* _Exercise objective_
Show every line containing "Windows" by copying it.

* _Dataset items_
## Begin

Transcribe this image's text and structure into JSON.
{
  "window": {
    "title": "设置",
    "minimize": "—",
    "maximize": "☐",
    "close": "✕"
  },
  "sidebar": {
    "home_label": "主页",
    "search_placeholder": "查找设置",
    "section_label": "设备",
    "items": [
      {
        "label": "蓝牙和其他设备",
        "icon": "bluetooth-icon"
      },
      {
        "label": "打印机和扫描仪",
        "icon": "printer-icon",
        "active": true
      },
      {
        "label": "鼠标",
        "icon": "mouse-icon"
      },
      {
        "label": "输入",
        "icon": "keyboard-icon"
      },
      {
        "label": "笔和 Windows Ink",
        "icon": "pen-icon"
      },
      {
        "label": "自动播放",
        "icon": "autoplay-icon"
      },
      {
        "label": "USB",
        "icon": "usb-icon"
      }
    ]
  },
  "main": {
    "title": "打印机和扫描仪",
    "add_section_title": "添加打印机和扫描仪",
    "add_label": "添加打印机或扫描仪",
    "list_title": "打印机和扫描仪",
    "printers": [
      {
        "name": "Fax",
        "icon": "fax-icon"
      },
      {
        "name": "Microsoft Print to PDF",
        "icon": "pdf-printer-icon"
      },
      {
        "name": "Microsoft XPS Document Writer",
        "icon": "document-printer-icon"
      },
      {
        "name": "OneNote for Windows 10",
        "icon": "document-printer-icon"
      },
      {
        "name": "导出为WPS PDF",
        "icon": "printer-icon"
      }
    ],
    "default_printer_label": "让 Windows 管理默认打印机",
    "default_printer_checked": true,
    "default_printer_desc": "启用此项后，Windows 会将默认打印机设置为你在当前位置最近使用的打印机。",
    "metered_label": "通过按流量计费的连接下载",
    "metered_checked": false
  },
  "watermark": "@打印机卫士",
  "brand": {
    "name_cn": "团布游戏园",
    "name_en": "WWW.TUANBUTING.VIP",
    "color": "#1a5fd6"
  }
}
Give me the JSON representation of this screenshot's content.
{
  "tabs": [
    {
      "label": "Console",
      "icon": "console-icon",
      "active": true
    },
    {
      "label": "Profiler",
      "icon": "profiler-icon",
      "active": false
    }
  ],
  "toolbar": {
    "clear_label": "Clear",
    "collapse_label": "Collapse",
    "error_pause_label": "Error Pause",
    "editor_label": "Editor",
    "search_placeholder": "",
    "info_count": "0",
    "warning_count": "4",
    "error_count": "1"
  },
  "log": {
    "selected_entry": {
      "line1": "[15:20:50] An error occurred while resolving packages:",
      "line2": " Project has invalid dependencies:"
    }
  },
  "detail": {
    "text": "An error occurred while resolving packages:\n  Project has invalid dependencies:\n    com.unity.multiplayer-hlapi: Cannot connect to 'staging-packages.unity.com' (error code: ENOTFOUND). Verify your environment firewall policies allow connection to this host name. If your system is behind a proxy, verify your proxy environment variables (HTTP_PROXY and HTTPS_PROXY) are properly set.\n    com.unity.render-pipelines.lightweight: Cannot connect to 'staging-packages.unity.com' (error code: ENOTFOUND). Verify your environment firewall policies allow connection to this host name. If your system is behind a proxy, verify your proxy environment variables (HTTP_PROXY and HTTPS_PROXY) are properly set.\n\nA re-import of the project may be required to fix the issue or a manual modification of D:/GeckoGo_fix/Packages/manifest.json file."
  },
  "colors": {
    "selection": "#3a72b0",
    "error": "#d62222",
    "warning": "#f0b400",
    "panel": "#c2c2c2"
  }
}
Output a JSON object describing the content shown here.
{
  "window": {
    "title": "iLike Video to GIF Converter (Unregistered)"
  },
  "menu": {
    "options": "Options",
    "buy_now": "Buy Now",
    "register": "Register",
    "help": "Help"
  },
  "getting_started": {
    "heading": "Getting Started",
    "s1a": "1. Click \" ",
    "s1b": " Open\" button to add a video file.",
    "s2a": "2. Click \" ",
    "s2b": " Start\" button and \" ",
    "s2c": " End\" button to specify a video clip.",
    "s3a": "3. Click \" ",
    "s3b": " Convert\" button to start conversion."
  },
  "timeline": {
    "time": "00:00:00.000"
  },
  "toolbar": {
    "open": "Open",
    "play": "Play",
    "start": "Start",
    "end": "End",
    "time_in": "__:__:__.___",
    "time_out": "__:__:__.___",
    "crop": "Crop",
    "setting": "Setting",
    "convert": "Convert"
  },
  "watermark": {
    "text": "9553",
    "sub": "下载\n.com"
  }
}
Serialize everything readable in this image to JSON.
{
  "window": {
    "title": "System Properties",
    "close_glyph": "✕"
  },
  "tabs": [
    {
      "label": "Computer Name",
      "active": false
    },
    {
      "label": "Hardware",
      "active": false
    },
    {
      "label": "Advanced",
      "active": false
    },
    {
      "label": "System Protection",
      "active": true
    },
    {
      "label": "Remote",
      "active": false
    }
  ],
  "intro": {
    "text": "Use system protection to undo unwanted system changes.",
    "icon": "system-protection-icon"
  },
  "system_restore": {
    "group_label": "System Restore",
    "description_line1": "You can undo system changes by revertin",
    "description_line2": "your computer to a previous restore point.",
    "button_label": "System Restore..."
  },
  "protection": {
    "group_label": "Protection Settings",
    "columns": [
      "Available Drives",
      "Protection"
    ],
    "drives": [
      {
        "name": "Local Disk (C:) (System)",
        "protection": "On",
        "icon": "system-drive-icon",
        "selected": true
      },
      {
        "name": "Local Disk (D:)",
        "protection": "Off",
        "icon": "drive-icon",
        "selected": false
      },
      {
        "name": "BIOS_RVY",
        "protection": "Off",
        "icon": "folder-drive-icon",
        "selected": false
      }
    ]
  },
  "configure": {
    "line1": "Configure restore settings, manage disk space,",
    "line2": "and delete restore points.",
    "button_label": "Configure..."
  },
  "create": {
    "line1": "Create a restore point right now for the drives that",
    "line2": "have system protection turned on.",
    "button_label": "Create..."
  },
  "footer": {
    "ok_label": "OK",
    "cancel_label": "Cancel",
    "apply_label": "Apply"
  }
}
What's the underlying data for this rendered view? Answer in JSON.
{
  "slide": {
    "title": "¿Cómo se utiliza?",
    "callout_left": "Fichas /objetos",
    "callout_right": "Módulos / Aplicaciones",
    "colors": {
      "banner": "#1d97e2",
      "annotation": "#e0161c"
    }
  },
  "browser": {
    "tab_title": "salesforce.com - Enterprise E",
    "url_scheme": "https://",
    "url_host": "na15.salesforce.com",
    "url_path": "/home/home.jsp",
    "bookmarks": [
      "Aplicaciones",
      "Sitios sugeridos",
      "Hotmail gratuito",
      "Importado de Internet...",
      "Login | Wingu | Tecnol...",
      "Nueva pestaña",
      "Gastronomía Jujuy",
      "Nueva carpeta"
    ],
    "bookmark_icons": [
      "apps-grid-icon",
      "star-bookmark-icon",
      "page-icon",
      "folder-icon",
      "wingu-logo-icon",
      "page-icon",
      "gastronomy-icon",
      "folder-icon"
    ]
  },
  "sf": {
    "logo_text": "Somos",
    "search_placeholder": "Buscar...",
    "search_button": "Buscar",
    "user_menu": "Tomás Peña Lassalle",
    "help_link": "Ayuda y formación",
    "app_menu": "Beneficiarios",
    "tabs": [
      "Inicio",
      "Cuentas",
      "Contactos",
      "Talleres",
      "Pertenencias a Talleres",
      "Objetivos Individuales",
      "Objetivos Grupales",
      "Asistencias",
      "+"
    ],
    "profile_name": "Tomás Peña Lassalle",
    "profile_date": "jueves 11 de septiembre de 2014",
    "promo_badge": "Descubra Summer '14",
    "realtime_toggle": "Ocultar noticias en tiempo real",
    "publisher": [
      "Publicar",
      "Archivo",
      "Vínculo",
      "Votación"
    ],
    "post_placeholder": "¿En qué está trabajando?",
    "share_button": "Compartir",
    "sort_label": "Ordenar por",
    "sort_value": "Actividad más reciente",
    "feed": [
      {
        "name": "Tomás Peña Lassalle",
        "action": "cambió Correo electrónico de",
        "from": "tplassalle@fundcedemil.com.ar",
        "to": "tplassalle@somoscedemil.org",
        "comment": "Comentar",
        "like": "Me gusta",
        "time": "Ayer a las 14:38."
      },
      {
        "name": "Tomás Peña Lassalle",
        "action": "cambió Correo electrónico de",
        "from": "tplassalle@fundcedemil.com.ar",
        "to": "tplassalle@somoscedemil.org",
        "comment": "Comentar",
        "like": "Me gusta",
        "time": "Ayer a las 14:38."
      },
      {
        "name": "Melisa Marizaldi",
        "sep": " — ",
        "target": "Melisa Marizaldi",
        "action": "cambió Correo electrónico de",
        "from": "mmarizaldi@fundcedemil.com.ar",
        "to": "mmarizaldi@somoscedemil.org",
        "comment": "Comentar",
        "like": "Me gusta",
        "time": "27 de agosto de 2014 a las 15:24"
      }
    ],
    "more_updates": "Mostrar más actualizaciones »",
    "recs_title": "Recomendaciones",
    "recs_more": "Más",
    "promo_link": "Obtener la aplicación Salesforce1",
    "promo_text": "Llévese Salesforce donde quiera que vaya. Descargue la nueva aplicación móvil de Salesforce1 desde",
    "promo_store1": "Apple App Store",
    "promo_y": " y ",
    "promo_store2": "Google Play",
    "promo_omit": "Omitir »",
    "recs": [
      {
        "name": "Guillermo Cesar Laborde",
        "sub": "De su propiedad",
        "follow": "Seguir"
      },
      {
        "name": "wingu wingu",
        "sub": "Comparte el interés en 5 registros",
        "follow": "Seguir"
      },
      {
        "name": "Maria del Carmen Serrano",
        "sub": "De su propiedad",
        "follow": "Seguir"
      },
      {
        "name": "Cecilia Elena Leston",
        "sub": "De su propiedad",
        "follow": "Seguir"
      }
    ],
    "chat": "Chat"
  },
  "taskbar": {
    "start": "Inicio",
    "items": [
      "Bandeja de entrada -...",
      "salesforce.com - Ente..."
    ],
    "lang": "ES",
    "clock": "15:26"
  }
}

## End

* _Worked solution_
        "label": "笔和 Windows Ink",
        "name": "OneNote for Windows 10",
    "default_printer_label": "让 Windows 管理默认打印机",
    "default_printer_desc": "启用此项后，Windows 会将默认打印机设置为你在当前位置最近使用的打印机。",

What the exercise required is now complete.